**What you need to do**. Can you quote exactly the stretch of lines from the one with "Read out every word on this page." through the final line of the material, both ends included?

**Records supplied**.
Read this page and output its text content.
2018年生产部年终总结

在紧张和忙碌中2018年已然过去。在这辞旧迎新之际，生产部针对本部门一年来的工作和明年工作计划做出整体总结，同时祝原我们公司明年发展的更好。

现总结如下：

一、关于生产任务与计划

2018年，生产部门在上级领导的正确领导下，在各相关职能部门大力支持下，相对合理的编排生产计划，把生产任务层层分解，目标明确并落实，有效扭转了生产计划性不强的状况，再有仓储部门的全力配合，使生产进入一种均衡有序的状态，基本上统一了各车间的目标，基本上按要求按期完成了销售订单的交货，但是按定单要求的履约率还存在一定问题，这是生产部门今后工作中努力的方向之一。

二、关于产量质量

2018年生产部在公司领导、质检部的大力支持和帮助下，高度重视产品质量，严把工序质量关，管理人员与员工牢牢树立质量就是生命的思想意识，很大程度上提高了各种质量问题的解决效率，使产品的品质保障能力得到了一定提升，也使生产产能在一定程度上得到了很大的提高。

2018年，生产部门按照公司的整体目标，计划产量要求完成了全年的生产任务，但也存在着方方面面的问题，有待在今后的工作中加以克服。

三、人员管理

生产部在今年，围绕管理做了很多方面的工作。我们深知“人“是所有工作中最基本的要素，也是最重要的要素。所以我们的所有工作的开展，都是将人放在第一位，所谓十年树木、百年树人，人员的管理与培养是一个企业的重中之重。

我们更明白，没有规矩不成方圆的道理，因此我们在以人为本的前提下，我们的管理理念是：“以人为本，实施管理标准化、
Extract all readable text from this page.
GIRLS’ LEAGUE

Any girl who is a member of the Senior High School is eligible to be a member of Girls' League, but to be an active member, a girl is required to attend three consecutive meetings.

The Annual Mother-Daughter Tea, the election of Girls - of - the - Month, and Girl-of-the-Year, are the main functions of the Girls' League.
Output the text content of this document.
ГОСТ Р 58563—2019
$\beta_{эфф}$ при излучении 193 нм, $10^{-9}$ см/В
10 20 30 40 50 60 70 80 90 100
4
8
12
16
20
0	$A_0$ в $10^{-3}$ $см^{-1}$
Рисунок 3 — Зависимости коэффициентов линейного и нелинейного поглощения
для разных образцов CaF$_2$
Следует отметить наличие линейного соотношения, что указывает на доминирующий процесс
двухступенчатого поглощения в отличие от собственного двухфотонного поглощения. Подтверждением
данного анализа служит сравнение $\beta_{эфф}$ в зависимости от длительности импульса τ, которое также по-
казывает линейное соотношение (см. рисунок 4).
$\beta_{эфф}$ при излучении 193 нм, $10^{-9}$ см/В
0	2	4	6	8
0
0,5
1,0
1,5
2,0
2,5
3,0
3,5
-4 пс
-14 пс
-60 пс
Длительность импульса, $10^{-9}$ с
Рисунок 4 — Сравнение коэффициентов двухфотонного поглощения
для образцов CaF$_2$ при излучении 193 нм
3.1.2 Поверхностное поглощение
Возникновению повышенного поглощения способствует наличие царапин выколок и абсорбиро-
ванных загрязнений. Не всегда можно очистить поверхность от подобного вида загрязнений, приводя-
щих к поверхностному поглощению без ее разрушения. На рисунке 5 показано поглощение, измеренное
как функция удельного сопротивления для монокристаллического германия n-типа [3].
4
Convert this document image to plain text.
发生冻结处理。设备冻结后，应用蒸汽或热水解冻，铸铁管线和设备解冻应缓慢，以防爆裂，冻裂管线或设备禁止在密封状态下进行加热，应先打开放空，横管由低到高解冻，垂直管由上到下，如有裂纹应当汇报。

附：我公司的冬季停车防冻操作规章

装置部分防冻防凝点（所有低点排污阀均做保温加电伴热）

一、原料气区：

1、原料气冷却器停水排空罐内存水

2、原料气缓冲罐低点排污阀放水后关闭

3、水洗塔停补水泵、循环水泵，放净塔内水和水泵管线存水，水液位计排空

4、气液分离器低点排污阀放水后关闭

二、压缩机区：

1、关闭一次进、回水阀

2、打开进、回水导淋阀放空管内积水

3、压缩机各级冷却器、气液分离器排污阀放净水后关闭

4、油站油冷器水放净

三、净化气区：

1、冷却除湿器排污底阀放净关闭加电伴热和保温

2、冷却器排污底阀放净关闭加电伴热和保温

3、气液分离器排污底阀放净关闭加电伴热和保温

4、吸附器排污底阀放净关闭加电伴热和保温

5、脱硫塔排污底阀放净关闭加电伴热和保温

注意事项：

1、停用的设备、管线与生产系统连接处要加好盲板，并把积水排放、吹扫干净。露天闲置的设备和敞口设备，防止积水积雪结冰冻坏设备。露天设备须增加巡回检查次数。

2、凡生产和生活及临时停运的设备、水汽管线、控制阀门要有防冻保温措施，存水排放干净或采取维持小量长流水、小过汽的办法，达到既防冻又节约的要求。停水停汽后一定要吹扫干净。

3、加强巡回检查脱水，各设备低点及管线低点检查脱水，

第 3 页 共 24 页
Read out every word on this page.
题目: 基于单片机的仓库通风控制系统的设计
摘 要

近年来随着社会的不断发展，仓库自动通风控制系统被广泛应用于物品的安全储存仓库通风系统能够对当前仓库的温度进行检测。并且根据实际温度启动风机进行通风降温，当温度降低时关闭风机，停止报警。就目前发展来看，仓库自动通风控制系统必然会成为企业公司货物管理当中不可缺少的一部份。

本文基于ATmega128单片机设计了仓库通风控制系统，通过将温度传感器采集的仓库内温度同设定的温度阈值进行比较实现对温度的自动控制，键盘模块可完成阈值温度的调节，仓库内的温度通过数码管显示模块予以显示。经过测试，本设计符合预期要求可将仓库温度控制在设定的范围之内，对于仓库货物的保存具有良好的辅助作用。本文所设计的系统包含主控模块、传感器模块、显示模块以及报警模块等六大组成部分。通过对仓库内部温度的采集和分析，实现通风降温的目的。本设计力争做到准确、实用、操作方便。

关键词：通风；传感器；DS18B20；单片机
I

**Exercise response**.
Read out every word on this page.
题目: 基于单片机的仓库通风控制系统的设计
摘 要

近年来随着社会的不断发展，仓库自动通风控制系统被广泛应用于物品的安全储存仓库通风系统能够对当前仓库的温度进行检测。并且根据实际温度启动风机进行通风降温，当温度降低时关闭风机，停止报警。就目前发展来看，仓库自动通风控制系统必然会成为企业公司货物管理当中不可缺少的一部份。

本文基于ATmega128单片机设计了仓库通风控制系统，通过将温度传感器采集的仓库内温度同设定的温度阈值进行比较实现对温度的自动控制，键盘模块可完成阈值温度的调节，仓库内的温度通过数码管显示模块予以显示。经过测试，本设计符合预期要求可将仓库温度控制在设定的范围之内，对于仓库货物的保存具有良好的辅助作用。本文所设计的系统包含主控模块、传感器模块、显示模块以及报警模块等六大组成部分。通过对仓库内部温度的采集和分析，实现通风降温的目的。本设计力争做到准确、实用、操作方便。

关键词：通风；传感器；DS18B20；单片机
I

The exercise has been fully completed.